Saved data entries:
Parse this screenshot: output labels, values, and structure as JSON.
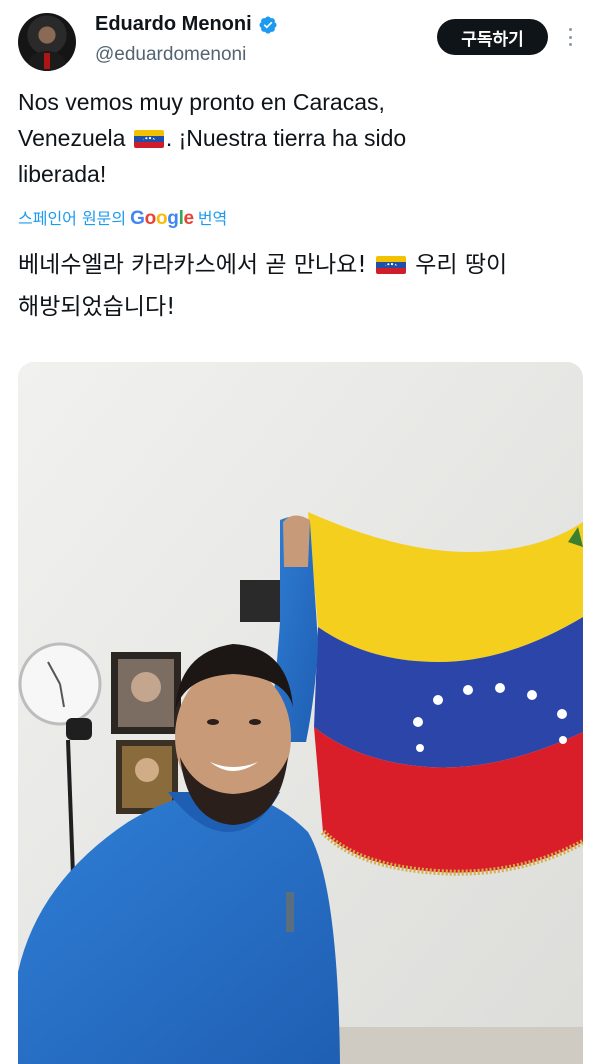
{
  "author": {
    "display_name": "Eduardo Menoni",
    "handle": "@eduardomenoni",
    "verified": true,
    "verified_icon": "verified-badge-icon",
    "verified_color": "#1d9bf0"
  },
  "actions": {
    "subscribe_label": "구독하기",
    "more_icon": "more-vertical-icon"
  },
  "tweet": {
    "text_line1": "Nos vemos muy pronto en Caracas,",
    "text_line2_start": "Venezuela",
    "text_line2_end": ". ¡Nuestra tierra ha sido",
    "text_line3": "liberada!",
    "flag_emoji_icon": "venezuela-flag-icon"
  },
  "translation": {
    "label": "스페인어 원문의",
    "provider": "Google",
    "action": "번역",
    "text_line1_start": "베네수엘라 카라카스에서 곧 만나요!",
    "text_line1_end": "우리 땅이",
    "text_line2": "해방되었습니다!",
    "link_color": "#1d9bf0"
  },
  "media": {
    "type": "photo",
    "description_icon": "photo-media-icon"
  },
  "colors": {
    "text": "#0f1419",
    "secondary": "#536471",
    "button_bg": "#0f1419",
    "flag_yellow": "#f2c200",
    "flag_blue": "#1f4fa8",
    "flag_red": "#cf1e2a"
  }
}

- [EXERCISE OBJECTIVE]: Repeat each record exactly, with the pictures left out.

- [CORRECT RESULT]:
Parse this screenshot: output labels, values, and structure as JSON.
{
  "author": {
    "display_name": "Eduardo Menoni",
    "handle": "@eduardomenoni",
    "verified": true,
    "verified_icon": "verified-badge-icon",
    "verified_color": "#1d9bf0"
  },
  "actions": {
    "subscribe_label": "구독하기",
    "more_icon": "more-vertical-icon"
  },
  "tweet": {
    "text_line1": "Nos vemos muy pronto en Caracas,",
    "text_line2_start": "Venezuela",
    "text_line2_end": ". ¡Nuestra tierra ha sido",
    "text_line3": "liberada!",
    "flag_emoji_icon": "venezuela-flag-icon"
  },
  "translation": {
    "label": "스페인어 원문의",
    "provider": "Google",
    "action": "번역",
    "text_line1_start": "베네수엘라 카라카스에서 곧 만나요!",
    "text_line1_end": "우리 땅이",
    "text_line2": "해방되었습니다!",
    "link_color": "#1d9bf0"
  },
  "media": {
    "type": "photo",
    "description_icon": "photo-media-icon"
  },
  "colors": {
    "text": "#0f1419",
    "secondary": "#536471",
    "button_bg": "#0f1419",
    "flag_yellow": "#f2c200",
    "flag_blue": "#1f4fa8",
    "flag_red": "#cf1e2a"
  }
}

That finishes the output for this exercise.